Exercise:
Work out how many lines of the material below mention the word "είναι"; reply with the number only.

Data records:
******************************

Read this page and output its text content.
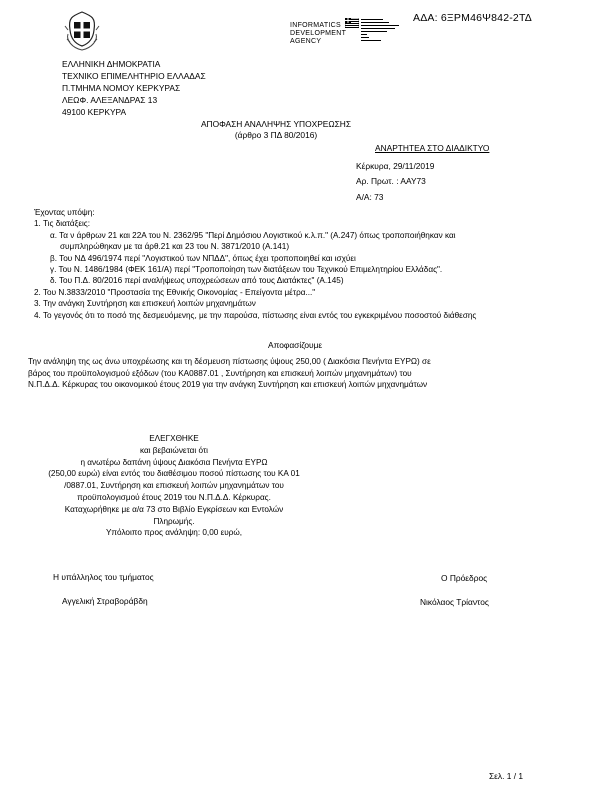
INFORMATICS
DEVELOPMENT
AGENCY
ΑΔΑ: 6ΞΡΜ46Ψ842-2ΤΔ
ΕΛΛΗΝΙΚΗ ΔΗΜΟΚΡΑΤΙΑ
ΤΕΧΝΙΚΟ ΕΠΙΜΕΛΗΤΗΡΙΟ ΕΛΛΑΔΑΣ
Π.ΤΜΗΜΑ ΝΟΜΟΥ ΚΕΡΚΥΡΑΣ
ΛΕΩΦ. ΑΛΕΞΑΝΔΡΑΣ 13
49100 ΚΕΡΚΥΡΑ
ΑΠΟΦΑΣΗ ΑΝΑΛΗΨΗΣ ΥΠΟΧΡΕΩΣΗΣ
(άρθρο 3 ΠΔ 80/2016)
ΑΝΑΡΤΗΤΕΑ ΣΤΟ ΔΙΑΔΙΚΤΥΟ
Κέρκυρα, 29/11/2019
Αρ. Πρωτ. : ΑΑΥ73
Α/Α: 73
Έχοντας υπόψη:
1. Τις διατάξεις:
α. Τα ν άρθρων 21 και 22Α του Ν. 2362/95 "Περί Δημόσιου Λογιστικού κ.λ.π." (Α.247) όπως τροποποιήθηκαν και
συμπληρώθηκαν με τα άρθ.21 και 23 του Ν. 3871/2010 (Α.141)
β. Του ΝΔ 496/1974 περί "Λογιστικού των ΝΠΔΔ", όπως έχει τροποποιηθεί και ισχύει
γ. Του Ν. 1486/1984 (ΦΕΚ 161/Α) περί "Τροποποίηση των διατάξεων του Τεχνικού Επιμελητηρίου Ελλάδας".
δ. Του Π.Δ. 80/2016 περί αναλήψεως υποχρεώσεων από τους Διατάκτες" (Α.145)
2. Του Ν.3833/2010 "Προστασία της Εθνικής Οικονομίας - Επείγοντα μέτρα..."
3. Την ανάγκη Συντήρηση και επισκευή λοιπών μηχανημάτων
4. Το γεγονός ότι το ποσό της δεσμευόμενης, με την παρούσα, πίστωσης είναι εντός του εγκεκριμένου ποσοστού διάθεσης
Αποφασίζουμε
Την ανάληψη της ως άνω υποχρέωσης και τη δέσμευση πίστωσης ύψους 250,00 ( Διακόσια Πενήντα ΕΥΡΩ) σε
βάρος του προϋπολογισμού εξόδων (του ΚΑ0887.01 , Συντήρηση και επισκευή λοιπών μηχανημάτων) του
Ν.Π.Δ.Δ. Κέρκυρας του οικονομικού έτους 2019 για την ανάγκη Συντήρηση και επισκευή λοιπών μηχανημάτων
ΕΛΕΓΧΘΗΚΕ
και βεβαιώνεται ότι
η ανωτέρω δαπάνη ύψους Διακόσια Πενήντα ΕΥΡΩ
(250,00 ευρώ) είναι εντός του διαθέσιμου ποσού πίστωσης του ΚΑ 01
/0887.01, Συντήρηση και επισκευή λοιπών μηχανημάτων του
προϋπολογισμού έτους 2019 του Ν.Π.Δ.Δ. Κέρκυρας.
Καταχωρήθηκε με α/α 73 στο Βιβλίο Εγκρίσεων και Εντολών
Πληρωμής.
Υπόλοιπο προς ανάληψη: 0,00 ευρώ,
Η υπάλληλος του τμήματος
Αγγελική Στραβοράβδη
Ο Πρόεδρος
Νικόλαος Τρίαντος
Σελ. 1 / 1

******************************

Answer to the task:
2